[WRITTEN TASK]
Output the data exactly, with every line intact.

※

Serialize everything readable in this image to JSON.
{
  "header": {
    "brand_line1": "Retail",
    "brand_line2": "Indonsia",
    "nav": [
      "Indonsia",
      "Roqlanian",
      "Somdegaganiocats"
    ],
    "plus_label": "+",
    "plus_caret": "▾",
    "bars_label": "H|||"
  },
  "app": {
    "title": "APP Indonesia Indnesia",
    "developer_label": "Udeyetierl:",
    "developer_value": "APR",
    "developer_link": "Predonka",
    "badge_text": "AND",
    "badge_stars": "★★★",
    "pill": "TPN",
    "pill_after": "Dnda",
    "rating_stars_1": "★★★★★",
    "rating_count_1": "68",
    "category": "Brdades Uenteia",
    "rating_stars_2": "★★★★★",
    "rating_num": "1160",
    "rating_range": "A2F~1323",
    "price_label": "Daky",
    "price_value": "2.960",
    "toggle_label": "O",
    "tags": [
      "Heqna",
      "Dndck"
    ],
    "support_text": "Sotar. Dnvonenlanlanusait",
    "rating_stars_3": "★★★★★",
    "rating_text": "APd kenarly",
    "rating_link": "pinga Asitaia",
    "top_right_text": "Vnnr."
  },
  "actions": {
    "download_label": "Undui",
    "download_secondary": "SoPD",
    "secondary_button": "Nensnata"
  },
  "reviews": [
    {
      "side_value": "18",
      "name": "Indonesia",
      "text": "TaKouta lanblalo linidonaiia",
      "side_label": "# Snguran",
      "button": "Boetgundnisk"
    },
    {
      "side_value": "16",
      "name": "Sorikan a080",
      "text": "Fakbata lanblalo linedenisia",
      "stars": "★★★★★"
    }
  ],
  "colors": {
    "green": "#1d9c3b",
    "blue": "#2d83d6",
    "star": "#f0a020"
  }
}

※

[EXERCISE RESPONSE]
Serialize everything readable in this image to JSON.
{
  "header": {
    "brand_line1": "Retail",
    "brand_line2": "Indonsia",
    "nav": [
      "Indonsia",
      "Roqlanian",
      "Somdegaganiocats"
    ],
    "plus_label": "+",
    "plus_caret": "▾",
    "bars_label": "H|||"
  },
  "app": {
    "title": "APP Indonesia Indnesia",
    "developer_label": "Udeyetierl:",
    "developer_value": "APR",
    "developer_link": "Predonka",
    "badge_text": "AND",
    "badge_stars": "★★★",
    "pill": "TPN",
    "pill_after": "Dnda",
    "rating_stars_1": "★★★★★",
    "rating_count_1": "68",
    "category": "Brdades Uenteia",
    "rating_stars_2": "★★★★★",
    "rating_num": "1160",
    "rating_range": "A2F~1323",
    "price_label": "Daky",
    "price_value": "2.960",
    "toggle_label": "O",
    "tags": [
      "Heqna",
      "Dndck"
    ],
    "support_text": "Sotar. Dnvonenlanlanusait",
    "rating_stars_3": "★★★★★",
    "rating_text": "APd kenarly",
    "rating_link": "pinga Asitaia",
    "top_right_text": "Vnnr."
  },
  "actions": {
    "download_label": "Undui",
    "download_secondary": "SoPD",
    "secondary_button": "Nensnata"
  },
  "reviews": [
    {
      "side_value": "18",
      "name": "Indonesia",
      "text": "TaKouta lanblalo linidonaiia",
      "side_label": "# Snguran",
      "button": "Boetgundnisk"
    },
    {
      "side_value": "16",
      "name": "Sorikan a080",
      "text": "Fakbata lanblalo linedenisia",
      "stars": "★★★★★"
    }
  ],
  "colors": {
    "green": "#1d9c3b",
    "blue": "#2d83d6",
    "star": "#f0a020"
  }
}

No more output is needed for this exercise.